Task prompt: Write the material out again exactly.

Entries:
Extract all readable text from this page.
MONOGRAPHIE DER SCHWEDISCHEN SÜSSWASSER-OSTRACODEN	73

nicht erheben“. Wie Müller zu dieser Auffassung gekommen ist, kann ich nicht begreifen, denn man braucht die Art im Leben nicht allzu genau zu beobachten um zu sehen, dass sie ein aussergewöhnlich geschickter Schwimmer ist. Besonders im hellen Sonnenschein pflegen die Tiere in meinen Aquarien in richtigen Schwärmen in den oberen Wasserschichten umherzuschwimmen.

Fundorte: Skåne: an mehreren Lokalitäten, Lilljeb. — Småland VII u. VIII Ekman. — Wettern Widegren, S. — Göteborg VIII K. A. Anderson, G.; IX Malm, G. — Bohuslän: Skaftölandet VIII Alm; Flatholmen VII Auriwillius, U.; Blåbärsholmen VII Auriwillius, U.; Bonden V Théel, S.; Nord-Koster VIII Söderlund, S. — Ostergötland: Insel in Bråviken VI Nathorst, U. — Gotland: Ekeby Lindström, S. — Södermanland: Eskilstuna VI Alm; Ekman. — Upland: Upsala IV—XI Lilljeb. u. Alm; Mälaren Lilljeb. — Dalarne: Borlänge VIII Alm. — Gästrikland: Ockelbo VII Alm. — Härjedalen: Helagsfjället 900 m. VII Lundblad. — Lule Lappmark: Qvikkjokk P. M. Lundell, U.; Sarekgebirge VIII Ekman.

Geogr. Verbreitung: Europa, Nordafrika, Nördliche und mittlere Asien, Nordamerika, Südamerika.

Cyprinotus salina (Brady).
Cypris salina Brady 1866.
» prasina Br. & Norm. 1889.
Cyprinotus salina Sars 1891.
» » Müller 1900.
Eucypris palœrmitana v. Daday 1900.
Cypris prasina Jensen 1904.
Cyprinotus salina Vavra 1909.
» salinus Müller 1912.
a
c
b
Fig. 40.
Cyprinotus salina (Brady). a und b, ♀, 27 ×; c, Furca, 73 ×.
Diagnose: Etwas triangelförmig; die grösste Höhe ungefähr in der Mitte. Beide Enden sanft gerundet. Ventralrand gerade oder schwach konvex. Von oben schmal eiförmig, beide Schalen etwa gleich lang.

Solution for this problem:
Extract all readable text from this page.
MONOGRAPHIE DER SCHWEDISCHEN SÜSSWASSER-OSTRACODEN	73

nicht erheben“. Wie Müller zu dieser Auffassung gekommen ist, kann ich nicht begreifen, denn man braucht die Art im Leben nicht allzu genau zu beobachten um zu sehen, dass sie ein aussergewöhnlich geschickter Schwimmer ist. Besonders im hellen Sonnenschein pflegen die Tiere in meinen Aquarien in richtigen Schwärmen in den oberen Wasserschichten umherzuschwimmen.

Fundorte: Skåne: an mehreren Lokalitäten, Lilljeb. — Småland VII u. VIII Ekman. — Wettern Widegren, S. — Göteborg VIII K. A. Anderson, G.; IX Malm, G. — Bohuslän: Skaftölandet VIII Alm; Flatholmen VII Auriwillius, U.; Blåbärsholmen VII Auriwillius, U.; Bonden V Théel, S.; Nord-Koster VIII Söderlund, S. — Ostergötland: Insel in Bråviken VI Nathorst, U. — Gotland: Ekeby Lindström, S. — Södermanland: Eskilstuna VI Alm; Ekman. — Upland: Upsala IV—XI Lilljeb. u. Alm; Mälaren Lilljeb. — Dalarne: Borlänge VIII Alm. — Gästrikland: Ockelbo VII Alm. — Härjedalen: Helagsfjället 900 m. VII Lundblad. — Lule Lappmark: Qvikkjokk P. M. Lundell, U.; Sarekgebirge VIII Ekman.

Geogr. Verbreitung: Europa, Nordafrika, Nördliche und mittlere Asien, Nordamerika, Südamerika.

Cyprinotus salina (Brady).
Cypris salina Brady 1866.
» prasina Br. & Norm. 1889.
Cyprinotus salina Sars 1891.
» » Müller 1900.
Eucypris palœrmitana v. Daday 1900.
Cypris prasina Jensen 1904.
Cyprinotus salina Vavra 1909.
» salinus Müller 1912.
a
c
b
Fig. 40.
Cyprinotus salina (Brady). a und b, ♀, 27 ×; c, Furca, 73 ×.
Diagnose: Etwas triangelförmig; die grösste Höhe ungefähr in der Mitte. Beide Enden sanft gerundet. Ventralrand gerade oder schwach konvex. Von oben schmal eiförmig, beide Schalen etwa gleich lang.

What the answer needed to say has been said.